*WHAT NEEDS TO BE DONE*: Retype each record shown below, leaving every character as it is.

*DATA RECORDS*:
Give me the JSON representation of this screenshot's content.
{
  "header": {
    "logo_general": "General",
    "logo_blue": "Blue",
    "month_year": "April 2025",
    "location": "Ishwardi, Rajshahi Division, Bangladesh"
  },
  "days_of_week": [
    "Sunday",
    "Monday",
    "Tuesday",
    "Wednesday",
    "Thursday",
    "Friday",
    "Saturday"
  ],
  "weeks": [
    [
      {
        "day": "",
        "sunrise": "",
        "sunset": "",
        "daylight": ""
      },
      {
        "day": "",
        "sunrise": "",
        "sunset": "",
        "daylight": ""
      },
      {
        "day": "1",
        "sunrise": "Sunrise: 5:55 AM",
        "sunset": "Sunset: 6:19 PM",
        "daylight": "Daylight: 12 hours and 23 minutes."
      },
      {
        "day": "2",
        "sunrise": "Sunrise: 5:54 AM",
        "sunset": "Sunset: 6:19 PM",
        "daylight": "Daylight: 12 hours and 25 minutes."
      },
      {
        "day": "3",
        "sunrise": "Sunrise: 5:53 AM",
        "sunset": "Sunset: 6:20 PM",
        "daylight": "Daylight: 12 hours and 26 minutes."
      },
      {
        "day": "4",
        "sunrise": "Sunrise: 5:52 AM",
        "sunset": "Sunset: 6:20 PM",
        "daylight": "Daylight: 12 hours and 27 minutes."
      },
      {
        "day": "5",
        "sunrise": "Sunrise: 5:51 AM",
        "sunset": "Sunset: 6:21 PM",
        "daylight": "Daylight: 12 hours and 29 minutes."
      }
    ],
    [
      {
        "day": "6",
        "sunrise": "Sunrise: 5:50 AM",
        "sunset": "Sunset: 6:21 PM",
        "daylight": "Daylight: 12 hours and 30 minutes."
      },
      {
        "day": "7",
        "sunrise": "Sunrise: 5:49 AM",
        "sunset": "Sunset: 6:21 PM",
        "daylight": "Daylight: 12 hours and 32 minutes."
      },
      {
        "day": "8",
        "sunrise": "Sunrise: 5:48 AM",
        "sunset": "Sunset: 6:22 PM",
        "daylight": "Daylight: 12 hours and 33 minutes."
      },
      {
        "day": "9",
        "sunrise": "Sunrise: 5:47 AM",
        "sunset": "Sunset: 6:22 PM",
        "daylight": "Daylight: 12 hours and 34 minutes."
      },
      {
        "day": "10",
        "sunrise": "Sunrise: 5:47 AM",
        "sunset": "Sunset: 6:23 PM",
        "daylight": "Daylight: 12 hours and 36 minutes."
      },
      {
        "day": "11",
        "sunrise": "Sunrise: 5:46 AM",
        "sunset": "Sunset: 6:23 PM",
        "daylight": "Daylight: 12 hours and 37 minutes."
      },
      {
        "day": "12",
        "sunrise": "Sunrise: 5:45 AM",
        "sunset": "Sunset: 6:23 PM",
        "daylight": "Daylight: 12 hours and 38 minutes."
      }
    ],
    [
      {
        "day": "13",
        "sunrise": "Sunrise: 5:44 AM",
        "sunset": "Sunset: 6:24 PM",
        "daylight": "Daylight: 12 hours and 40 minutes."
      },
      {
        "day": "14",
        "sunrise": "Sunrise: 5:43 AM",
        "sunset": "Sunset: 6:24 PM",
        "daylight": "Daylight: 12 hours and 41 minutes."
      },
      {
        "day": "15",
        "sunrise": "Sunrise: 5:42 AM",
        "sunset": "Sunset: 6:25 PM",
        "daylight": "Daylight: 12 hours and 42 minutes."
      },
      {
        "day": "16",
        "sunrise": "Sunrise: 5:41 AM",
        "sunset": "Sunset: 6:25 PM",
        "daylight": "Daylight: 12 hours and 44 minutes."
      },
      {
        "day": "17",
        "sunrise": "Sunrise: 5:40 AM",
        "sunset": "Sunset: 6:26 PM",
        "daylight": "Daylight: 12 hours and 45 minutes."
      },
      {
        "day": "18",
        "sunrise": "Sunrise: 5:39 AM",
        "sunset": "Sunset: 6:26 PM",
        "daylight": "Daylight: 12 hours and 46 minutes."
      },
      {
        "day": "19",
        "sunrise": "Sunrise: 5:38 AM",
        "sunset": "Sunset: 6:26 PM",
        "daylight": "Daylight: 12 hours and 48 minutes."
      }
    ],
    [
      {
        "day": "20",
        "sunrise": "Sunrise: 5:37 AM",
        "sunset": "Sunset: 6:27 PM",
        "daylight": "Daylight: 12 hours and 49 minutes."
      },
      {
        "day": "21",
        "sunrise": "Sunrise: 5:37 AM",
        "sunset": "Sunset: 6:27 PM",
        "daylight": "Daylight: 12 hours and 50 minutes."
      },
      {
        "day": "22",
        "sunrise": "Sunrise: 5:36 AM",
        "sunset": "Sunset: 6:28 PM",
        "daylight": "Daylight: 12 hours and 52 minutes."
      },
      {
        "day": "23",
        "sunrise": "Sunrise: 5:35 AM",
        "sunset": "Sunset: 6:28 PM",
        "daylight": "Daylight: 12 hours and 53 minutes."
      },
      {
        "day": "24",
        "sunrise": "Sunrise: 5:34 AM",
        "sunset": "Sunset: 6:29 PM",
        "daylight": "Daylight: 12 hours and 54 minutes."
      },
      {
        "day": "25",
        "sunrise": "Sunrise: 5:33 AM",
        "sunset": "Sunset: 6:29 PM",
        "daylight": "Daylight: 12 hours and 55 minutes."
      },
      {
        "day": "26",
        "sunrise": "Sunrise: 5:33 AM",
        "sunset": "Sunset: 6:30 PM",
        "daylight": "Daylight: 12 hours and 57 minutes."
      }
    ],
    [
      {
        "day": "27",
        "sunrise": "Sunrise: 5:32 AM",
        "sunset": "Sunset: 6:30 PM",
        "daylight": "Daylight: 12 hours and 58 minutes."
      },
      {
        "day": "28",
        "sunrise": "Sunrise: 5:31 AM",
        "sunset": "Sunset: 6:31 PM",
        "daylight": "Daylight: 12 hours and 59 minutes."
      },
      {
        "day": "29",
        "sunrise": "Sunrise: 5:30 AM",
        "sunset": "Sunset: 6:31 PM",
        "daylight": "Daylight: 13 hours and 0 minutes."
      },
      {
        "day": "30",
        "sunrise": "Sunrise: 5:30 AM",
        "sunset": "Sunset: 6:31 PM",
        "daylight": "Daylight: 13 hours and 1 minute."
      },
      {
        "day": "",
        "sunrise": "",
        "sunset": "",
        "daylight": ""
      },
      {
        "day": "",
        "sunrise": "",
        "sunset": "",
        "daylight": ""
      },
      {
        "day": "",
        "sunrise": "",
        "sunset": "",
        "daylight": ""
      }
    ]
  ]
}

*TASK RESPONSE*:
Give me the JSON representation of this screenshot's content.
{
  "header": {
    "logo_general": "General",
    "logo_blue": "Blue",
    "month_year": "April 2025",
    "location": "Ishwardi, Rajshahi Division, Bangladesh"
  },
  "days_of_week": [
    "Sunday",
    "Monday",
    "Tuesday",
    "Wednesday",
    "Thursday",
    "Friday",
    "Saturday"
  ],
  "weeks": [
    [
      {
        "day": "",
        "sunrise": "",
        "sunset": "",
        "daylight": ""
      },
      {
        "day": "",
        "sunrise": "",
        "sunset": "",
        "daylight": ""
      },
      {
        "day": "1",
        "sunrise": "Sunrise: 5:55 AM",
        "sunset": "Sunset: 6:19 PM",
        "daylight": "Daylight: 12 hours and 23 minutes."
      },
      {
        "day": "2",
        "sunrise": "Sunrise: 5:54 AM",
        "sunset": "Sunset: 6:19 PM",
        "daylight": "Daylight: 12 hours and 25 minutes."
      },
      {
        "day": "3",
        "sunrise": "Sunrise: 5:53 AM",
        "sunset": "Sunset: 6:20 PM",
        "daylight": "Daylight: 12 hours and 26 minutes."
      },
      {
        "day": "4",
        "sunrise": "Sunrise: 5:52 AM",
        "sunset": "Sunset: 6:20 PM",
        "daylight": "Daylight: 12 hours and 27 minutes."
      },
      {
        "day": "5",
        "sunrise": "Sunrise: 5:51 AM",
        "sunset": "Sunset: 6:21 PM",
        "daylight": "Daylight: 12 hours and 29 minutes."
      }
    ],
    [
      {
        "day": "6",
        "sunrise": "Sunrise: 5:50 AM",
        "sunset": "Sunset: 6:21 PM",
        "daylight": "Daylight: 12 hours and 30 minutes."
      },
      {
        "day": "7",
        "sunrise": "Sunrise: 5:49 AM",
        "sunset": "Sunset: 6:21 PM",
        "daylight": "Daylight: 12 hours and 32 minutes."
      },
      {
        "day": "8",
        "sunrise": "Sunrise: 5:48 AM",
        "sunset": "Sunset: 6:22 PM",
        "daylight": "Daylight: 12 hours and 33 minutes."
      },
      {
        "day": "9",
        "sunrise": "Sunrise: 5:47 AM",
        "sunset": "Sunset: 6:22 PM",
        "daylight": "Daylight: 12 hours and 34 minutes."
      },
      {
        "day": "10",
        "sunrise": "Sunrise: 5:47 AM",
        "sunset": "Sunset: 6:23 PM",
        "daylight": "Daylight: 12 hours and 36 minutes."
      },
      {
        "day": "11",
        "sunrise": "Sunrise: 5:46 AM",
        "sunset": "Sunset: 6:23 PM",
        "daylight": "Daylight: 12 hours and 37 minutes."
      },
      {
        "day": "12",
        "sunrise": "Sunrise: 5:45 AM",
        "sunset": "Sunset: 6:23 PM",
        "daylight": "Daylight: 12 hours and 38 minutes."
      }
    ],
    [
      {
        "day": "13",
        "sunrise": "Sunrise: 5:44 AM",
        "sunset": "Sunset: 6:24 PM",
        "daylight": "Daylight: 12 hours and 40 minutes."
      },
      {
        "day": "14",
        "sunrise": "Sunrise: 5:43 AM",
        "sunset": "Sunset: 6:24 PM",
        "daylight": "Daylight: 12 hours and 41 minutes."
      },
      {
        "day": "15",
        "sunrise": "Sunrise: 5:42 AM",
        "sunset": "Sunset: 6:25 PM",
        "daylight": "Daylight: 12 hours and 42 minutes."
      },
      {
        "day": "16",
        "sunrise": "Sunrise: 5:41 AM",
        "sunset": "Sunset: 6:25 PM",
        "daylight": "Daylight: 12 hours and 44 minutes."
      },
      {
        "day": "17",
        "sunrise": "Sunrise: 5:40 AM",
        "sunset": "Sunset: 6:26 PM",
        "daylight": "Daylight: 12 hours and 45 minutes."
      },
      {
        "day": "18",
        "sunrise": "Sunrise: 5:39 AM",
        "sunset": "Sunset: 6:26 PM",
        "daylight": "Daylight: 12 hours and 46 minutes."
      },
      {
        "day": "19",
        "sunrise": "Sunrise: 5:38 AM",
        "sunset": "Sunset: 6:26 PM",
        "daylight": "Daylight: 12 hours and 48 minutes."
      }
    ],
    [
      {
        "day": "20",
        "sunrise": "Sunrise: 5:37 AM",
        "sunset": "Sunset: 6:27 PM",
        "daylight": "Daylight: 12 hours and 49 minutes."
      },
      {
        "day": "21",
        "sunrise": "Sunrise: 5:37 AM",
        "sunset": "Sunset: 6:27 PM",
        "daylight": "Daylight: 12 hours and 50 minutes."
      },
      {
        "day": "22",
        "sunrise": "Sunrise: 5:36 AM",
        "sunset": "Sunset: 6:28 PM",
        "daylight": "Daylight: 12 hours and 52 minutes."
      },
      {
        "day": "23",
        "sunrise": "Sunrise: 5:35 AM",
        "sunset": "Sunset: 6:28 PM",
        "daylight": "Daylight: 12 hours and 53 minutes."
      },
      {
        "day": "24",
        "sunrise": "Sunrise: 5:34 AM",
        "sunset": "Sunset: 6:29 PM",
        "daylight": "Daylight: 12 hours and 54 minutes."
      },
      {
        "day": "25",
        "sunrise": "Sunrise: 5:33 AM",
        "sunset": "Sunset: 6:29 PM",
        "daylight": "Daylight: 12 hours and 55 minutes."
      },
      {
        "day": "26",
        "sunrise": "Sunrise: 5:33 AM",
        "sunset": "Sunset: 6:30 PM",
        "daylight": "Daylight: 12 hours and 57 minutes."
      }
    ],
    [
      {
        "day": "27",
        "sunrise": "Sunrise: 5:32 AM",
        "sunset": "Sunset: 6:30 PM",
        "daylight": "Daylight: 12 hours and 58 minutes."
      },
      {
        "day": "28",
        "sunrise": "Sunrise: 5:31 AM",
        "sunset": "Sunset: 6:31 PM",
        "daylight": "Daylight: 12 hours and 59 minutes."
      },
      {
        "day": "29",
        "sunrise": "Sunrise: 5:30 AM",
        "sunset": "Sunset: 6:31 PM",
        "daylight": "Daylight: 13 hours and 0 minutes."
      },
      {
        "day": "30",
        "sunrise": "Sunrise: 5:30 AM",
        "sunset": "Sunset: 6:31 PM",
        "daylight": "Daylight: 13 hours and 1 minute."
      },
      {
        "day": "",
        "sunrise": "",
        "sunset": "",
        "daylight": ""
      },
      {
        "day": "",
        "sunrise": "",
        "sunset": "",
        "daylight": ""
      },
      {
        "day": "",
        "sunrise": "",
        "sunset": "",
        "daylight": ""
      }
    ]
  ]
}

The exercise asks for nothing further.